Given records:

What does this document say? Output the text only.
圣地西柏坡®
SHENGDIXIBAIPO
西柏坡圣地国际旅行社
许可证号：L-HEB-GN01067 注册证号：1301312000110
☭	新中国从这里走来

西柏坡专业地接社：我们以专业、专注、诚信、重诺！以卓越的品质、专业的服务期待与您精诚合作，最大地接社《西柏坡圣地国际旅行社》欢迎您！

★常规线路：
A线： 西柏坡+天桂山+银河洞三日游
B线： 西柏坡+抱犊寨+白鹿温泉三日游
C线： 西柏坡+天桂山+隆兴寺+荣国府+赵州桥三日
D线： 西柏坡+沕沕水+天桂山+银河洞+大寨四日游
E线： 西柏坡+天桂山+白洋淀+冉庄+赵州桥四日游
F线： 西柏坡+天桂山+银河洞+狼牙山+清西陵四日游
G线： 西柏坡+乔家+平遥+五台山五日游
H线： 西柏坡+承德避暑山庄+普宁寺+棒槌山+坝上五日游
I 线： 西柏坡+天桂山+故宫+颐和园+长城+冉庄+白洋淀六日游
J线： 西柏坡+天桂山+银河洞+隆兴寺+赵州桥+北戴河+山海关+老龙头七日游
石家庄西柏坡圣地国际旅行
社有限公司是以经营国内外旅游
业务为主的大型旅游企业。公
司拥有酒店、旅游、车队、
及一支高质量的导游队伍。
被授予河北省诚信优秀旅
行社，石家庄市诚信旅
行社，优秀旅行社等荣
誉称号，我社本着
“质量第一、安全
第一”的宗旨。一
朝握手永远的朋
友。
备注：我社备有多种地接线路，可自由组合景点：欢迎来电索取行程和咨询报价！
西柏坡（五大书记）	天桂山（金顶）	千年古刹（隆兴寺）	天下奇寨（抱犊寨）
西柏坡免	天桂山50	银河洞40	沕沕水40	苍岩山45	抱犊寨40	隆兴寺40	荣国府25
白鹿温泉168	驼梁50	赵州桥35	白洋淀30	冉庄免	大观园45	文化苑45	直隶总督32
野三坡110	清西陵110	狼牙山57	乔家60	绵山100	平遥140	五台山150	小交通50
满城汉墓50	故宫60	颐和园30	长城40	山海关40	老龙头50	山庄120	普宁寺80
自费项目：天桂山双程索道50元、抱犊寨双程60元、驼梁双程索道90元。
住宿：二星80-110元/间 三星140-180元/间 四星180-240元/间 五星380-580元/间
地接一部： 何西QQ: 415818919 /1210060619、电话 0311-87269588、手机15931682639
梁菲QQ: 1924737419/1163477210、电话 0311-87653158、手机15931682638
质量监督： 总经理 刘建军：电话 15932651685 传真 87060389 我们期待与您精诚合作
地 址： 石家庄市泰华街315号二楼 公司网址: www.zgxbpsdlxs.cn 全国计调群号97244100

Task details: Each line must be given again exactly as written above.

Result for this task:
What does this document say? Output the text only.
圣地西柏坡®
SHENGDIXIBAIPO
西柏坡圣地国际旅行社
许可证号：L-HEB-GN01067 注册证号：1301312000110
☭	新中国从这里走来

西柏坡专业地接社：我们以专业、专注、诚信、重诺！以卓越的品质、专业的服务期待与您精诚合作，最大地接社《西柏坡圣地国际旅行社》欢迎您！

★常规线路：
A线： 西柏坡+天桂山+银河洞三日游
B线： 西柏坡+抱犊寨+白鹿温泉三日游
C线： 西柏坡+天桂山+隆兴寺+荣国府+赵州桥三日
D线： 西柏坡+沕沕水+天桂山+银河洞+大寨四日游
E线： 西柏坡+天桂山+白洋淀+冉庄+赵州桥四日游
F线： 西柏坡+天桂山+银河洞+狼牙山+清西陵四日游
G线： 西柏坡+乔家+平遥+五台山五日游
H线： 西柏坡+承德避暑山庄+普宁寺+棒槌山+坝上五日游
I 线： 西柏坡+天桂山+故宫+颐和园+长城+冉庄+白洋淀六日游
J线： 西柏坡+天桂山+银河洞+隆兴寺+赵州桥+北戴河+山海关+老龙头七日游
石家庄西柏坡圣地国际旅行
社有限公司是以经营国内外旅游
业务为主的大型旅游企业。公
司拥有酒店、旅游、车队、
及一支高质量的导游队伍。
被授予河北省诚信优秀旅
行社，石家庄市诚信旅
行社，优秀旅行社等荣
誉称号，我社本着
“质量第一、安全
第一”的宗旨。一
朝握手永远的朋
友。
备注：我社备有多种地接线路，可自由组合景点：欢迎来电索取行程和咨询报价！
西柏坡（五大书记）	天桂山（金顶）	千年古刹（隆兴寺）	天下奇寨（抱犊寨）
西柏坡免	天桂山50	银河洞40	沕沕水40	苍岩山45	抱犊寨40	隆兴寺40	荣国府25
白鹿温泉168	驼梁50	赵州桥35	白洋淀30	冉庄免	大观园45	文化苑45	直隶总督32
野三坡110	清西陵110	狼牙山57	乔家60	绵山100	平遥140	五台山150	小交通50
满城汉墓50	故宫60	颐和园30	长城40	山海关40	老龙头50	山庄120	普宁寺80
自费项目：天桂山双程索道50元、抱犊寨双程60元、驼梁双程索道90元。
住宿：二星80-110元/间 三星140-180元/间 四星180-240元/间 五星380-580元/间
地接一部： 何西QQ: 415818919 /1210060619、电话 0311-87269588、手机15931682639
梁菲QQ: 1924737419/1163477210、电话 0311-87653158、手机15931682638
质量监督： 总经理 刘建军：电话 15932651685 传真 87060389 我们期待与您精诚合作
地 址： 石家庄市泰华街315号二楼 公司网址: www.zgxbpsdlxs.cn 全国计调群号97244100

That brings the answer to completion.